Do this: Return only the lines starting at the line that contains "Serialize everything readable" and ending with the final line of the listing; include both endpoints.

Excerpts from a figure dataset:
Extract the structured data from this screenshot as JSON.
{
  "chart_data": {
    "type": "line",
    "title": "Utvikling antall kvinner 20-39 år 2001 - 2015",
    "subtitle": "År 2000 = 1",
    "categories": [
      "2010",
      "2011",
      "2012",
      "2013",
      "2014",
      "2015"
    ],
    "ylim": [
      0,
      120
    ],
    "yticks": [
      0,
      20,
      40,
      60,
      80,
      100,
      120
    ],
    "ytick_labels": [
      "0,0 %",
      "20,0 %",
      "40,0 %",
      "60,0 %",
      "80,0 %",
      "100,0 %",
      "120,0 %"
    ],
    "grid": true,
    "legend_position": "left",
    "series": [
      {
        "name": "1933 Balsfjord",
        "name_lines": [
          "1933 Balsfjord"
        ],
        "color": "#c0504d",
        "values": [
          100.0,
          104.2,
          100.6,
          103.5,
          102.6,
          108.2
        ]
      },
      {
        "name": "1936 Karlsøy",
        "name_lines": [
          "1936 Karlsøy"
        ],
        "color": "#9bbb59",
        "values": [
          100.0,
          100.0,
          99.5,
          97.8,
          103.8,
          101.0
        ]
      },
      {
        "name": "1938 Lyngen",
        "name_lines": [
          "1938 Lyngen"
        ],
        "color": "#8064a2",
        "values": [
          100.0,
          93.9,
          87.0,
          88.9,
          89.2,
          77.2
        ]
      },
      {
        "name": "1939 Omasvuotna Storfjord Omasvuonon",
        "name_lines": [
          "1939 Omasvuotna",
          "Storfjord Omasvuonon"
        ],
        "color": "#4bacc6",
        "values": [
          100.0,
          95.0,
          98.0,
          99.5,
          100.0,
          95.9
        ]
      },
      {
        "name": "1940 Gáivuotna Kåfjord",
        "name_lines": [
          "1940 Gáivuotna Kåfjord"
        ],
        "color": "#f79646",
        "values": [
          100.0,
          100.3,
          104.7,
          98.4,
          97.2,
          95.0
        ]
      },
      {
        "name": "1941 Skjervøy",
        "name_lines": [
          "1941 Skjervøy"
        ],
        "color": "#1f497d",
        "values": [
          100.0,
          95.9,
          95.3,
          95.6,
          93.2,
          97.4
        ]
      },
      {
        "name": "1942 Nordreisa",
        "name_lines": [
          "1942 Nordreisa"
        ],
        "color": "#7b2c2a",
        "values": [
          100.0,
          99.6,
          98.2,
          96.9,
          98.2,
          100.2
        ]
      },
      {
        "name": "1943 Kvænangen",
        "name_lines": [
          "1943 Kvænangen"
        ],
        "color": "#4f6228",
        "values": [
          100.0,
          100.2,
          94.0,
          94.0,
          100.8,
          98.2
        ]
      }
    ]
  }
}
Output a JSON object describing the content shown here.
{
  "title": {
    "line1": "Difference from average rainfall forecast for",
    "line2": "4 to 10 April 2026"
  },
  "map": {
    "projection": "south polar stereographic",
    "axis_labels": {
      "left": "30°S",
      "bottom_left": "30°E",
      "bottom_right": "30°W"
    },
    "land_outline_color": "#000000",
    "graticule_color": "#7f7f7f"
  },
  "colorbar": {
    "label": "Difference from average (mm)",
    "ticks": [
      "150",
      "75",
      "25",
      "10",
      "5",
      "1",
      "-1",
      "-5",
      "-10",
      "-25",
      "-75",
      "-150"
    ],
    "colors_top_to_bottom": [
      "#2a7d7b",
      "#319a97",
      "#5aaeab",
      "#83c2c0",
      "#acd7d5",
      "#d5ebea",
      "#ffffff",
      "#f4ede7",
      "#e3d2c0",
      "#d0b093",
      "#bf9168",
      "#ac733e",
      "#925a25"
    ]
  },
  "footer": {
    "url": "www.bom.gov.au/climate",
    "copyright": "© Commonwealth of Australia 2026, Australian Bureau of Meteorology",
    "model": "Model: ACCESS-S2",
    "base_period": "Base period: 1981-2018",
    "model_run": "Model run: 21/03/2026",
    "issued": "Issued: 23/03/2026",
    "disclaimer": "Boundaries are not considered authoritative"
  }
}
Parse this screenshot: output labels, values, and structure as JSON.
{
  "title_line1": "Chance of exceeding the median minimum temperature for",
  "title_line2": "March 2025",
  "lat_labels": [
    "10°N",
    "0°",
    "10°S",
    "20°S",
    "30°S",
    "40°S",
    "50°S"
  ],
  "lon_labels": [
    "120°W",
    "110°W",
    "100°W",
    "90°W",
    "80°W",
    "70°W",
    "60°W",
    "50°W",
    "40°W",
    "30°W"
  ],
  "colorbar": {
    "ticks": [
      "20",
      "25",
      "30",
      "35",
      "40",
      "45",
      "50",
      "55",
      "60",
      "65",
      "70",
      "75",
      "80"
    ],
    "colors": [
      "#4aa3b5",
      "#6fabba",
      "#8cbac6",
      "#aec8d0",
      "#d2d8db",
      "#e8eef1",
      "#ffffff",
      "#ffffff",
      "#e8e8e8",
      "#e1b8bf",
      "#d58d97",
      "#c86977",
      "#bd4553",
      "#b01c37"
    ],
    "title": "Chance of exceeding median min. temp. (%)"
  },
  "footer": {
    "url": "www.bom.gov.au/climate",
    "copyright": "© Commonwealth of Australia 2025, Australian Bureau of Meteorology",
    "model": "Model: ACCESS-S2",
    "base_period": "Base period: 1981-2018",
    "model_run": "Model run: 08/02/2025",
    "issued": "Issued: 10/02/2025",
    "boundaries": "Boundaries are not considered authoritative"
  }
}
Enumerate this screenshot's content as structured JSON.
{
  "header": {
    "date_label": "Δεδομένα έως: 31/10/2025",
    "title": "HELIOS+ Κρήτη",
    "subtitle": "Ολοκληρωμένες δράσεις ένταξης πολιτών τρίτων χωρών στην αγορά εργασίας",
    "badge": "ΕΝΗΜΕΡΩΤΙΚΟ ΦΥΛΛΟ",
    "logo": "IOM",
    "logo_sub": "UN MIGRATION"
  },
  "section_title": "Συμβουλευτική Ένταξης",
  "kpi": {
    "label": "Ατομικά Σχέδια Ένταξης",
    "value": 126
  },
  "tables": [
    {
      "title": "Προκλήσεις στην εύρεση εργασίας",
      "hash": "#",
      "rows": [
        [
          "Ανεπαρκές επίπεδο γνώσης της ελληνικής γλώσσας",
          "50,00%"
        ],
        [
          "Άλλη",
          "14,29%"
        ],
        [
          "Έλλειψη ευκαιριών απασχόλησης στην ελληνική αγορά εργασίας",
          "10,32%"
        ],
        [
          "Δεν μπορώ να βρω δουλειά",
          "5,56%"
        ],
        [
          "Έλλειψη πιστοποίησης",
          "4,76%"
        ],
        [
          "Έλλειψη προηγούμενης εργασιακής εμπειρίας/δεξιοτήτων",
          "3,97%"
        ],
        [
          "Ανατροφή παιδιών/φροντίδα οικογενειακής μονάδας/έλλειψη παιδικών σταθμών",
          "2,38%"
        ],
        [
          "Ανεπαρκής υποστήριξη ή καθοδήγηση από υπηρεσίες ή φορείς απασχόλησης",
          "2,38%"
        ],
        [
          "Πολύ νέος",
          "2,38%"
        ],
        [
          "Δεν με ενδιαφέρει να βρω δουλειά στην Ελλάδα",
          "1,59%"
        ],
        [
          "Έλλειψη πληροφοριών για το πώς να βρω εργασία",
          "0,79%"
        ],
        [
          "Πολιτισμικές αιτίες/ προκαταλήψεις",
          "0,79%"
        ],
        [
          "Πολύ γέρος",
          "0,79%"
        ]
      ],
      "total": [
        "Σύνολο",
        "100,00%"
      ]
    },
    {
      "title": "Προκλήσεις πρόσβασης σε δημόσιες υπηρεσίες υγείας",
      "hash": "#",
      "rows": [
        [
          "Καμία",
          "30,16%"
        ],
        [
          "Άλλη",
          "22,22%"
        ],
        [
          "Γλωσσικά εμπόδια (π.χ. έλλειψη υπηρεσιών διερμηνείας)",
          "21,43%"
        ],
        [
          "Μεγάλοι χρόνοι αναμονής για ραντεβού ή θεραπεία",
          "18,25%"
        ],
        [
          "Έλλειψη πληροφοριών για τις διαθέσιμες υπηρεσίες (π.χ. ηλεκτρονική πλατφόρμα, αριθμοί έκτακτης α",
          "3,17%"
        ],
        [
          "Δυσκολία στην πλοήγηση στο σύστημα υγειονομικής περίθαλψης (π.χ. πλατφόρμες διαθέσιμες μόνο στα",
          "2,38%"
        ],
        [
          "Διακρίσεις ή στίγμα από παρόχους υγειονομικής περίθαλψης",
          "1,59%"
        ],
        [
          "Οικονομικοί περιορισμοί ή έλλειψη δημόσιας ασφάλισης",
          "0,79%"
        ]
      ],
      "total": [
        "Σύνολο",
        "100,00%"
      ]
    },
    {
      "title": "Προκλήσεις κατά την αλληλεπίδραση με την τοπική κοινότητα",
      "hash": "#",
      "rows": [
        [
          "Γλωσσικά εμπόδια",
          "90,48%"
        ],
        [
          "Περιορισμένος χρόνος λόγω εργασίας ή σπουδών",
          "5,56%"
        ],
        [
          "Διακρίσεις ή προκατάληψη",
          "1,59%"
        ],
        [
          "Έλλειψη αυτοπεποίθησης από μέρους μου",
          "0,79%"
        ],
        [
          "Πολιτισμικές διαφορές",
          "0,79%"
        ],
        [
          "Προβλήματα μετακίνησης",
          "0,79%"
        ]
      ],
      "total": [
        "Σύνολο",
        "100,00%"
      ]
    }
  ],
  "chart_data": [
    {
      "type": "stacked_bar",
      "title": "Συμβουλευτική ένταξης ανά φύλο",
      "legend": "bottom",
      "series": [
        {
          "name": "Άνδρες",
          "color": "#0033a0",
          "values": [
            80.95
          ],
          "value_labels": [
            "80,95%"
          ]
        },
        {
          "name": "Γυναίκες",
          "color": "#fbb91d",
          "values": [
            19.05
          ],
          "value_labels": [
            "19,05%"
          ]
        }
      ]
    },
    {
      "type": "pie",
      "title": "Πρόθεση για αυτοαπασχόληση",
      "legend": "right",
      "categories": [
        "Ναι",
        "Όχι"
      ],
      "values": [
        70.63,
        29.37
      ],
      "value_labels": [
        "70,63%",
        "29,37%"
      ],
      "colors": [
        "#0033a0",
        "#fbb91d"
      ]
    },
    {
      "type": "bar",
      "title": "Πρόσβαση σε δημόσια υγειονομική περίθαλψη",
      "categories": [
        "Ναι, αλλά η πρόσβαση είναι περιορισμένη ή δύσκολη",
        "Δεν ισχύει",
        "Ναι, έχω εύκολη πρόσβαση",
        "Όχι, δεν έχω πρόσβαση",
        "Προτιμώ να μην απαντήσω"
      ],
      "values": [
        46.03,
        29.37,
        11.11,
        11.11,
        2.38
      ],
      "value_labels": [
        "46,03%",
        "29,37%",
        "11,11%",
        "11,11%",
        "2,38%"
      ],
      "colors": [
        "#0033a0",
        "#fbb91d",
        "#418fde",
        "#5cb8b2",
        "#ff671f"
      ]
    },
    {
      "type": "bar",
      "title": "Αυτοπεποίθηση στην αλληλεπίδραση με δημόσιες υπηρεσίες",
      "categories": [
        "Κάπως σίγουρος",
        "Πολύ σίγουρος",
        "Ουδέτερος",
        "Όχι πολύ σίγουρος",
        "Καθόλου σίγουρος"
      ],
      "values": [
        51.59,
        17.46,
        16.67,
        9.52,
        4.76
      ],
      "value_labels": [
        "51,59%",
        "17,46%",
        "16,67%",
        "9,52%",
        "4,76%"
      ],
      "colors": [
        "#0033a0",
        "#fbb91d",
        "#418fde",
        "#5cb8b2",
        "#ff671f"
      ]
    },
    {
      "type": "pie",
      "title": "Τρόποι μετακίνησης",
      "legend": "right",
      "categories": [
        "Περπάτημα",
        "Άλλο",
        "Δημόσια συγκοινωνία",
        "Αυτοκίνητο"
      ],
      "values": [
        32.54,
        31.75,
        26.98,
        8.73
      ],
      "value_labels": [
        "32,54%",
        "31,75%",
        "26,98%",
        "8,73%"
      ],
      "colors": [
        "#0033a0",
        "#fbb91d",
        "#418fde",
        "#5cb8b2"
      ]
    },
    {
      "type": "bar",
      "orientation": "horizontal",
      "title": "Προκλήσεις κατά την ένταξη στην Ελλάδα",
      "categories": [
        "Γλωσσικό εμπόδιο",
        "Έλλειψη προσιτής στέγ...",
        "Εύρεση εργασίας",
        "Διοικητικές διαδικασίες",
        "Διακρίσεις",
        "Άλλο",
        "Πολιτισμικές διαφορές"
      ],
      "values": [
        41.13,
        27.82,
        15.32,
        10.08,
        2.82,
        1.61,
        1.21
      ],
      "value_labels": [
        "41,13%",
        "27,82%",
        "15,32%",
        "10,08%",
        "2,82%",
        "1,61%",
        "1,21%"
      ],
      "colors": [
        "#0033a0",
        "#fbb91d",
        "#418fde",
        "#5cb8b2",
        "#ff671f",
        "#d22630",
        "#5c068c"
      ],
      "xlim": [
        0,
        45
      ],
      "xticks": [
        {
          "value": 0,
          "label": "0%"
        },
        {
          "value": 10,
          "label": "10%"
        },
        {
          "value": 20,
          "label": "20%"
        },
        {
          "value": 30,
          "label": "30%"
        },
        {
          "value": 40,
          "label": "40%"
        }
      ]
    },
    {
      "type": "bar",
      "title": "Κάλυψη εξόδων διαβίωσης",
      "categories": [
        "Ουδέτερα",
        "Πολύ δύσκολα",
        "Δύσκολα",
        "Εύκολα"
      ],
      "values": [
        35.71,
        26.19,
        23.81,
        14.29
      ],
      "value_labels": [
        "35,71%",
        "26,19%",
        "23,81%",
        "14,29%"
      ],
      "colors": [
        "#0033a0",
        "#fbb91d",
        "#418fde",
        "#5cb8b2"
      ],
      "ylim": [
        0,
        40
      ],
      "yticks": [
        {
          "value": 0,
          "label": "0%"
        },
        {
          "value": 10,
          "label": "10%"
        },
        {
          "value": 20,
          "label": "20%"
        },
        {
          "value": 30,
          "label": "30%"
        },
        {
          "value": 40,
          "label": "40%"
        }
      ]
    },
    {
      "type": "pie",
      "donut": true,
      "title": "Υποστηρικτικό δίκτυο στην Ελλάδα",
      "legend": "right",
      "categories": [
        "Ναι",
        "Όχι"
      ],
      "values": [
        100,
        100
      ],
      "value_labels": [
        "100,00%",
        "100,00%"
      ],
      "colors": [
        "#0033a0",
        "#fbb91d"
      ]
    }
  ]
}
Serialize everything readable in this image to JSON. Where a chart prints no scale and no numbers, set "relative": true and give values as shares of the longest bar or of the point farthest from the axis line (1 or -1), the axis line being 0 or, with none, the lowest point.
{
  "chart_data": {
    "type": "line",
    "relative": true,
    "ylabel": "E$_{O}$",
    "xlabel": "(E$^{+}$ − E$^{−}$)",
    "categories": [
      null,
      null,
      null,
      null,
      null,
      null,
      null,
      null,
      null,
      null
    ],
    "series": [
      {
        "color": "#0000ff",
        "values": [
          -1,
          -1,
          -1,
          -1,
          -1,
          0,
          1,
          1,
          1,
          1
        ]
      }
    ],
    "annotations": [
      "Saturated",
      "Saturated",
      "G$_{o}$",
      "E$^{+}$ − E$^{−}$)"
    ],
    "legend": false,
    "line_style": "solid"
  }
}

Completed task:
Serialize everything readable in this image to JSON. Where a chart prints no scale and no numbers, set "relative": true and give values as shares of the longest bar or of the point farthest from the axis line (1 or -1), the axis line being 0 or, with none, the lowest point.
{
  "chart_data": {
    "type": "line",
    "relative": true,
    "ylabel": "E$_{O}$",
    "xlabel": "(E$^{+}$ − E$^{−}$)",
    "categories": [
      null,
      null,
      null,
      null,
      null,
      null,
      null,
      null,
      null,
      null
    ],
    "series": [
      {
        "color": "#0000ff",
        "values": [
          -1,
          -1,
          -1,
          -1,
          -1,
          0,
          1,
          1,
          1,
          1
        ]
      }
    ],
    "annotations": [
      "Saturated",
      "Saturated",
      "G$_{o}$",
      "E$^{+}$ − E$^{−}$)"
    ],
    "legend": false,
    "line_style": "solid"
  }
}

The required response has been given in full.